## What you will do
Nothing but a full, exact copy of the data is needed.

[Records from a data source]
------------------------------------------------

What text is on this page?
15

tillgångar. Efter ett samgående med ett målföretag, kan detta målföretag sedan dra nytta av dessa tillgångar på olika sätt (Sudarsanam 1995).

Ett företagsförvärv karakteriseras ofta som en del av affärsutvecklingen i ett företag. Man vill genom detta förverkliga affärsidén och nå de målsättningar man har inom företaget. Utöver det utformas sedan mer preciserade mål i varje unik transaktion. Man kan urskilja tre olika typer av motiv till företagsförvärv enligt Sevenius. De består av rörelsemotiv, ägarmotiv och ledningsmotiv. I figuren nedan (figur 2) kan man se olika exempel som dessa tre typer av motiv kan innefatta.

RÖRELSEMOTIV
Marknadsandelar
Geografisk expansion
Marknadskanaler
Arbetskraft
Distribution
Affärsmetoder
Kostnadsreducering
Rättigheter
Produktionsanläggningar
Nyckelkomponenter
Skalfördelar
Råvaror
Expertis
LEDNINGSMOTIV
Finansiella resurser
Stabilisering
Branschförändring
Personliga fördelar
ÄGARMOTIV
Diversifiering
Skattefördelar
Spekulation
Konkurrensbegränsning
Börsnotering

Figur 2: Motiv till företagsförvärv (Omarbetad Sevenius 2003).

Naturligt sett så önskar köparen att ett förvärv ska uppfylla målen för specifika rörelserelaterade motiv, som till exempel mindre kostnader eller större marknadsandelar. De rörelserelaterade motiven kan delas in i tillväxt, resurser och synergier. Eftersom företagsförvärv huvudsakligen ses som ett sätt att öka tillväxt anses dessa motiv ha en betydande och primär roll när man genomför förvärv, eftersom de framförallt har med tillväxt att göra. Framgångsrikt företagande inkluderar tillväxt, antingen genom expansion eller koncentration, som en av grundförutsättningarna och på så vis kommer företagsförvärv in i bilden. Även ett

------------------------------------------------

## Response below
What text is on this page?
15

tillgångar. Efter ett samgående med ett målföretag, kan detta målföretag sedan dra nytta av dessa tillgångar på olika sätt (Sudarsanam 1995).

Ett företagsförvärv karakteriseras ofta som en del av affärsutvecklingen i ett företag. Man vill genom detta förverkliga affärsidén och nå de målsättningar man har inom företaget. Utöver det utformas sedan mer preciserade mål i varje unik transaktion. Man kan urskilja tre olika typer av motiv till företagsförvärv enligt Sevenius. De består av rörelsemotiv, ägarmotiv och ledningsmotiv. I figuren nedan (figur 2) kan man se olika exempel som dessa tre typer av motiv kan innefatta.

RÖRELSEMOTIV
Marknadsandelar
Geografisk expansion
Marknadskanaler
Arbetskraft
Distribution
Affärsmetoder
Kostnadsreducering
Rättigheter
Produktionsanläggningar
Nyckelkomponenter
Skalfördelar
Råvaror
Expertis
LEDNINGSMOTIV
Finansiella resurser
Stabilisering
Branschförändring
Personliga fördelar
ÄGARMOTIV
Diversifiering
Skattefördelar
Spekulation
Konkurrensbegränsning
Börsnotering

Figur 2: Motiv till företagsförvärv (Omarbetad Sevenius 2003).

Naturligt sett så önskar köparen att ett förvärv ska uppfylla målen för specifika rörelserelaterade motiv, som till exempel mindre kostnader eller större marknadsandelar. De rörelserelaterade motiven kan delas in i tillväxt, resurser och synergier. Eftersom företagsförvärv huvudsakligen ses som ett sätt att öka tillväxt anses dessa motiv ha en betydande och primär roll när man genomför förvärv, eftersom de framförallt har med tillväxt att göra. Framgångsrikt företagande inkluderar tillväxt, antingen genom expansion eller koncentration, som en av grundförutsättningarna och på så vis kommer företagsförvärv in i bilden. Även ett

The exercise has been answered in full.